··· INFORMATION SHOWN

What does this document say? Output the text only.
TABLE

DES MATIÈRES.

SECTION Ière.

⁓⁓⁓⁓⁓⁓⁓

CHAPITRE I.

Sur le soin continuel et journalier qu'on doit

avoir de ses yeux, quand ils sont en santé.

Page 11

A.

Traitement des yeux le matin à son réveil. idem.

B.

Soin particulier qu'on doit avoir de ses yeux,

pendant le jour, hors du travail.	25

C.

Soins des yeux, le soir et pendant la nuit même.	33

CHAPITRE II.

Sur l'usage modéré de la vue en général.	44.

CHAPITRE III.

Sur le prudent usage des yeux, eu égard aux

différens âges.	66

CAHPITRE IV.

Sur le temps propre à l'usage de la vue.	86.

······

__REQUIRED TASK__
Working from the entries above, return all lines that contain "usage".

__CORRECT RESULT__
Sur l'usage modéré de la vue en général.	44.
Sur le prudent usage des yeux, eu égard aux
Sur le temps propre à l'usage de la vue.	86.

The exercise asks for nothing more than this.